All of the material below is to be restated word for word, apart from the pictures.
--- START OF Given records ---
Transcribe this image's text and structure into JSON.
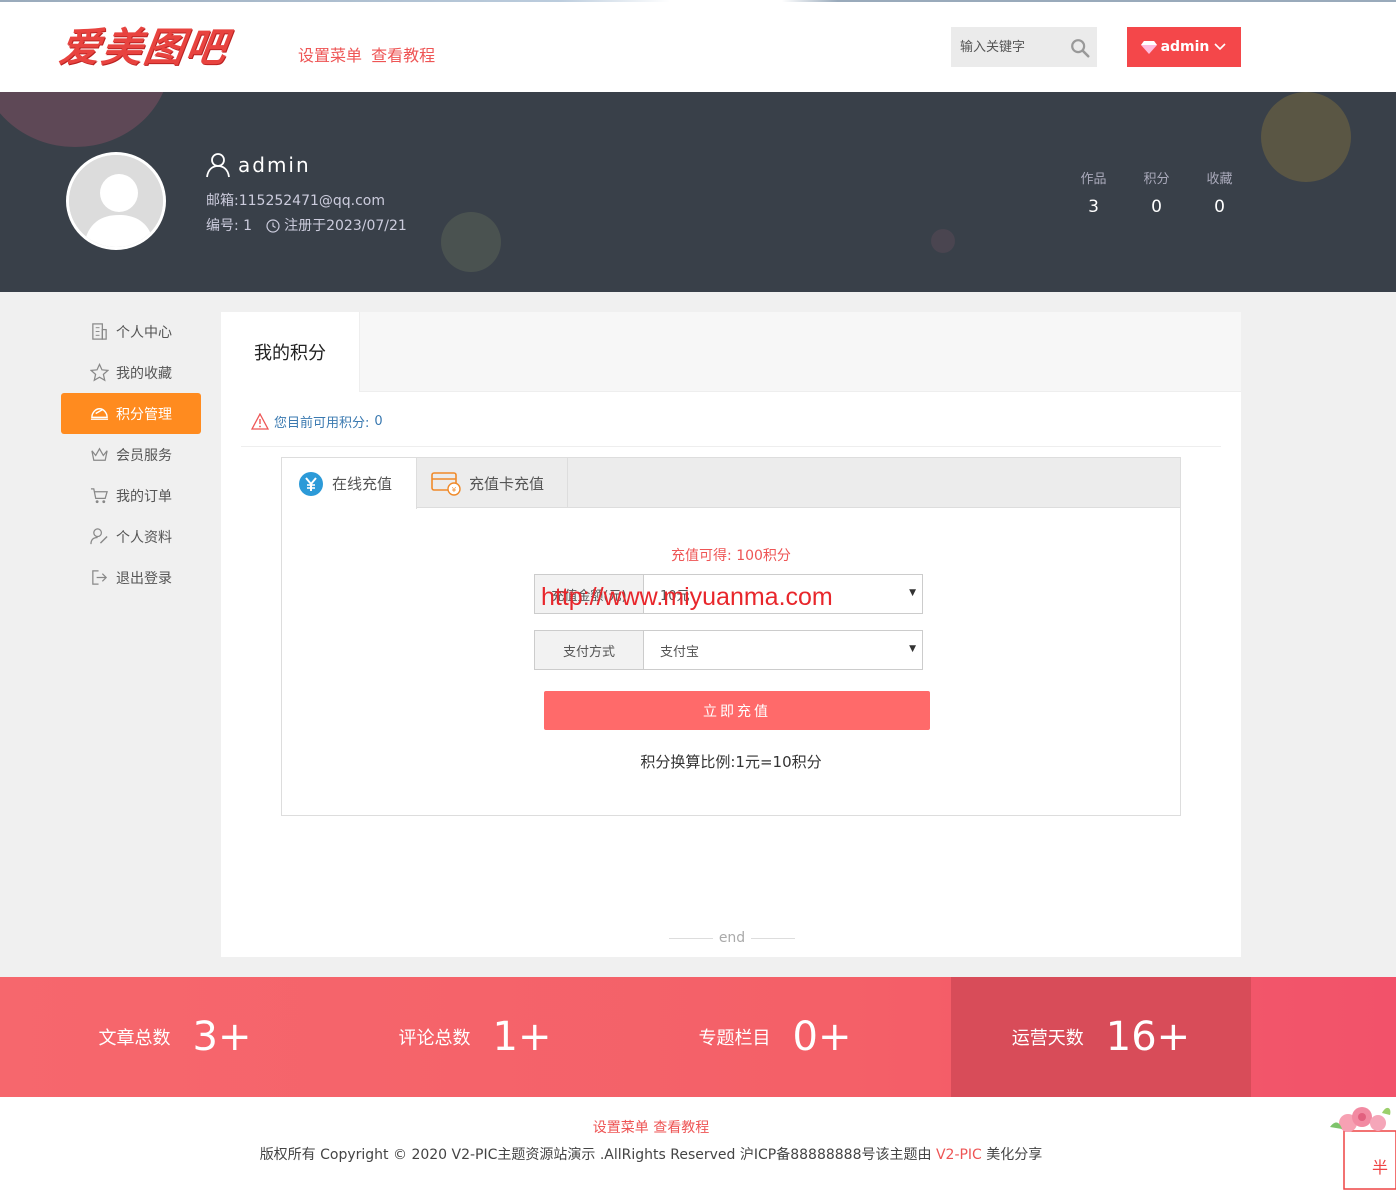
{
  "header": {
    "logo_text": "爱美图吧",
    "menu": [
      "设置菜单",
      "查看教程"
    ],
    "search_placeholder": "输入关键字",
    "user_button": "admin"
  },
  "profile": {
    "name": "admin",
    "email_label": "邮箱:",
    "email": "115252471@qq.com",
    "id_label": "编号:",
    "id": "1",
    "registered": "注册于2023/07/21",
    "stats": [
      {
        "label": "作品",
        "value": "3"
      },
      {
        "label": "积分",
        "value": "0"
      },
      {
        "label": "收藏",
        "value": "0"
      }
    ]
  },
  "sidebar": {
    "items": [
      {
        "label": "个人中心",
        "icon": "building-icon"
      },
      {
        "label": "我的收藏",
        "icon": "star-icon"
      },
      {
        "label": "积分管理",
        "icon": "points-icon"
      },
      {
        "label": "会员服务",
        "icon": "crown-icon"
      },
      {
        "label": "我的订单",
        "icon": "cart-icon"
      },
      {
        "label": "个人资料",
        "icon": "user-edit-icon"
      },
      {
        "label": "退出登录",
        "icon": "logout-icon"
      }
    ],
    "active_index": 2
  },
  "main": {
    "tab": "我的积分",
    "notice_label": "您目前可用积分:",
    "notice_value": "0",
    "recharge_tabs": [
      "在线充值",
      "充值卡充值"
    ],
    "gain_text": "充值可得: 100积分",
    "amount_label": "充值金额(元)",
    "amount_value": "10元",
    "pay_label": "支付方式",
    "pay_value": "支付宝",
    "watermark": "http://www.miyuanma.com",
    "submit": "立即充值",
    "ratio": "积分换算比例:1元=10积分",
    "end": "end"
  },
  "band": [
    {
      "label": "文章总数",
      "value": "3+"
    },
    {
      "label": "评论总数",
      "value": "1+"
    },
    {
      "label": "专题栏目",
      "value": "0+"
    },
    {
      "label": "运营天数",
      "value": "16+"
    }
  ],
  "footer": {
    "menu": "设置菜单 查看教程",
    "copyright_pre": "版权所有 Copyright © 2020 V2-PIC主题资源站演示 .AllRights Reserved 沪ICP备88888888号该主题由 ",
    "copyright_link": "V2-PIC",
    "copyright_post": " 美化分享"
  },
  "colors": {
    "accent": "#f4474a",
    "active": "#ff8b1f",
    "banner": "#394049",
    "band": "#f6676d"
  }
}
--- END OF Given records ---
* **Answer for this exercise**:
Transcribe this image's text and structure into JSON.
{
  "header": {
    "logo_text": "爱美图吧",
    "menu": [
      "设置菜单",
      "查看教程"
    ],
    "search_placeholder": "输入关键字",
    "user_button": "admin"
  },
  "profile": {
    "name": "admin",
    "email_label": "邮箱:",
    "email": "115252471@qq.com",
    "id_label": "编号:",
    "id": "1",
    "registered": "注册于2023/07/21",
    "stats": [
      {
        "label": "作品",
        "value": "3"
      },
      {
        "label": "积分",
        "value": "0"
      },
      {
        "label": "收藏",
        "value": "0"
      }
    ]
  },
  "sidebar": {
    "items": [
      {
        "label": "个人中心",
        "icon": "building-icon"
      },
      {
        "label": "我的收藏",
        "icon": "star-icon"
      },
      {
        "label": "积分管理",
        "icon": "points-icon"
      },
      {
        "label": "会员服务",
        "icon": "crown-icon"
      },
      {
        "label": "我的订单",
        "icon": "cart-icon"
      },
      {
        "label": "个人资料",
        "icon": "user-edit-icon"
      },
      {
        "label": "退出登录",
        "icon": "logout-icon"
      }
    ],
    "active_index": 2
  },
  "main": {
    "tab": "我的积分",
    "notice_label": "您目前可用积分:",
    "notice_value": "0",
    "recharge_tabs": [
      "在线充值",
      "充值卡充值"
    ],
    "gain_text": "充值可得: 100积分",
    "amount_label": "充值金额(元)",
    "amount_value": "10元",
    "pay_label": "支付方式",
    "pay_value": "支付宝",
    "watermark": "http://www.miyuanma.com",
    "submit": "立即充值",
    "ratio": "积分换算比例:1元=10积分",
    "end": "end"
  },
  "band": [
    {
      "label": "文章总数",
      "value": "3+"
    },
    {
      "label": "评论总数",
      "value": "1+"
    },
    {
      "label": "专题栏目",
      "value": "0+"
    },
    {
      "label": "运营天数",
      "value": "16+"
    }
  ],
  "footer": {
    "menu": "设置菜单 查看教程",
    "copyright_pre": "版权所有 Copyright © 2020 V2-PIC主题资源站演示 .AllRights Reserved 沪ICP备88888888号该主题由 ",
    "copyright_link": "V2-PIC",
    "copyright_post": " 美化分享"
  },
  "colors": {
    "accent": "#f4474a",
    "active": "#ff8b1f",
    "banner": "#394049",
    "band": "#f6676d"
  }
}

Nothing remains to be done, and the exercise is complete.